══ WORKING DATA ══
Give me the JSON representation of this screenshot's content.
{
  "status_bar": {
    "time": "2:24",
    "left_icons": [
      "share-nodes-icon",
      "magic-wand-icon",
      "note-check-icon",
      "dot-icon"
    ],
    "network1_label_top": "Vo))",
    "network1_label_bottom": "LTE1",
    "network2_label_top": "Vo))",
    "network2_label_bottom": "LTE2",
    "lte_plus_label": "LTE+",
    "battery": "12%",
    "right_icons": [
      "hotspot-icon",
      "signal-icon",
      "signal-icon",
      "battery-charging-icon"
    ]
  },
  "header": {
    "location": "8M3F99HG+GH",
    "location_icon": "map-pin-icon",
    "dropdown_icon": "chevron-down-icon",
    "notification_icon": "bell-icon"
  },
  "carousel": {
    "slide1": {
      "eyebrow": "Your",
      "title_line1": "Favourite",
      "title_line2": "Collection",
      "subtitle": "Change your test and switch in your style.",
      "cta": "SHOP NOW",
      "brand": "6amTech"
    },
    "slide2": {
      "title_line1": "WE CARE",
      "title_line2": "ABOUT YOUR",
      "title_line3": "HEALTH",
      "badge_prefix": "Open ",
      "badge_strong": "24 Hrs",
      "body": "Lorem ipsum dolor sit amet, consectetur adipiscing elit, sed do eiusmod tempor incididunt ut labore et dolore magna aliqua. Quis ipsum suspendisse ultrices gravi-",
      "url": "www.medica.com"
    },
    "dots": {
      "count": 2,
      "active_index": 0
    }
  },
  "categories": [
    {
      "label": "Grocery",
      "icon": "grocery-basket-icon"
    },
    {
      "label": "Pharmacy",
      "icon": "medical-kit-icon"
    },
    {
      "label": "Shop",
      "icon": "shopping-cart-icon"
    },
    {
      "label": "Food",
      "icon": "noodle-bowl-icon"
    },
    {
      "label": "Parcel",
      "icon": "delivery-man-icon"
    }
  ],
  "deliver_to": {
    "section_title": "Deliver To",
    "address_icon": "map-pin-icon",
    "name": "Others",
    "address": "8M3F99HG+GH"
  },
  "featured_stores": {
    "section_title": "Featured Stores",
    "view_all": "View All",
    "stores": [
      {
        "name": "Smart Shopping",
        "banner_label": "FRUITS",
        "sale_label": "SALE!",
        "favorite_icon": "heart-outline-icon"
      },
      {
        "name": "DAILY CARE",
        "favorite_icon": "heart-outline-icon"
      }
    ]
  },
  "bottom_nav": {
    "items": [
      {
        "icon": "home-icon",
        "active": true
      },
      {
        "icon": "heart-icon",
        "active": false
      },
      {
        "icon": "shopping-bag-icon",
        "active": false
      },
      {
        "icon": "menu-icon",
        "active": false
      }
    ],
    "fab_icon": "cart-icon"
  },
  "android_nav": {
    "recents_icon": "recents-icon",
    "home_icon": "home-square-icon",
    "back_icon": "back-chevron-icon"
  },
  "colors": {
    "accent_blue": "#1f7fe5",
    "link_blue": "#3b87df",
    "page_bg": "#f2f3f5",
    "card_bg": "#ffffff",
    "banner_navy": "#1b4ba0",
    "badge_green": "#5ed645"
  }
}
═══
_WHAT THE EXERCISE ASKS:_ Write the material out again word for word.

_RESULT FOR THIS TASK:_
Give me the JSON representation of this screenshot's content.
{
  "status_bar": {
    "time": "2:24",
    "left_icons": [
      "share-nodes-icon",
      "magic-wand-icon",
      "note-check-icon",
      "dot-icon"
    ],
    "network1_label_top": "Vo))",
    "network1_label_bottom": "LTE1",
    "network2_label_top": "Vo))",
    "network2_label_bottom": "LTE2",
    "lte_plus_label": "LTE+",
    "battery": "12%",
    "right_icons": [
      "hotspot-icon",
      "signal-icon",
      "signal-icon",
      "battery-charging-icon"
    ]
  },
  "header": {
    "location": "8M3F99HG+GH",
    "location_icon": "map-pin-icon",
    "dropdown_icon": "chevron-down-icon",
    "notification_icon": "bell-icon"
  },
  "carousel": {
    "slide1": {
      "eyebrow": "Your",
      "title_line1": "Favourite",
      "title_line2": "Collection",
      "subtitle": "Change your test and switch in your style.",
      "cta": "SHOP NOW",
      "brand": "6amTech"
    },
    "slide2": {
      "title_line1": "WE CARE",
      "title_line2": "ABOUT YOUR",
      "title_line3": "HEALTH",
      "badge_prefix": "Open ",
      "badge_strong": "24 Hrs",
      "body": "Lorem ipsum dolor sit amet, consectetur adipiscing elit, sed do eiusmod tempor incididunt ut labore et dolore magna aliqua. Quis ipsum suspendisse ultrices gravi-",
      "url": "www.medica.com"
    },
    "dots": {
      "count": 2,
      "active_index": 0
    }
  },
  "categories": [
    {
      "label": "Grocery",
      "icon": "grocery-basket-icon"
    },
    {
      "label": "Pharmacy",
      "icon": "medical-kit-icon"
    },
    {
      "label": "Shop",
      "icon": "shopping-cart-icon"
    },
    {
      "label": "Food",
      "icon": "noodle-bowl-icon"
    },
    {
      "label": "Parcel",
      "icon": "delivery-man-icon"
    }
  ],
  "deliver_to": {
    "section_title": "Deliver To",
    "address_icon": "map-pin-icon",
    "name": "Others",
    "address": "8M3F99HG+GH"
  },
  "featured_stores": {
    "section_title": "Featured Stores",
    "view_all": "View All",
    "stores": [
      {
        "name": "Smart Shopping",
        "banner_label": "FRUITS",
        "sale_label": "SALE!",
        "favorite_icon": "heart-outline-icon"
      },
      {
        "name": "DAILY CARE",
        "favorite_icon": "heart-outline-icon"
      }
    ]
  },
  "bottom_nav": {
    "items": [
      {
        "icon": "home-icon",
        "active": true
      },
      {
        "icon": "heart-icon",
        "active": false
      },
      {
        "icon": "shopping-bag-icon",
        "active": false
      },
      {
        "icon": "menu-icon",
        "active": false
      }
    ],
    "fab_icon": "cart-icon"
  },
  "android_nav": {
    "recents_icon": "recents-icon",
    "home_icon": "home-square-icon",
    "back_icon": "back-chevron-icon"
  },
  "colors": {
    "accent_blue": "#1f7fe5",
    "link_blue": "#3b87df",
    "page_bg": "#f2f3f5",
    "card_bg": "#ffffff",
    "banner_navy": "#1b4ba0",
    "badge_green": "#5ed645"
  }
}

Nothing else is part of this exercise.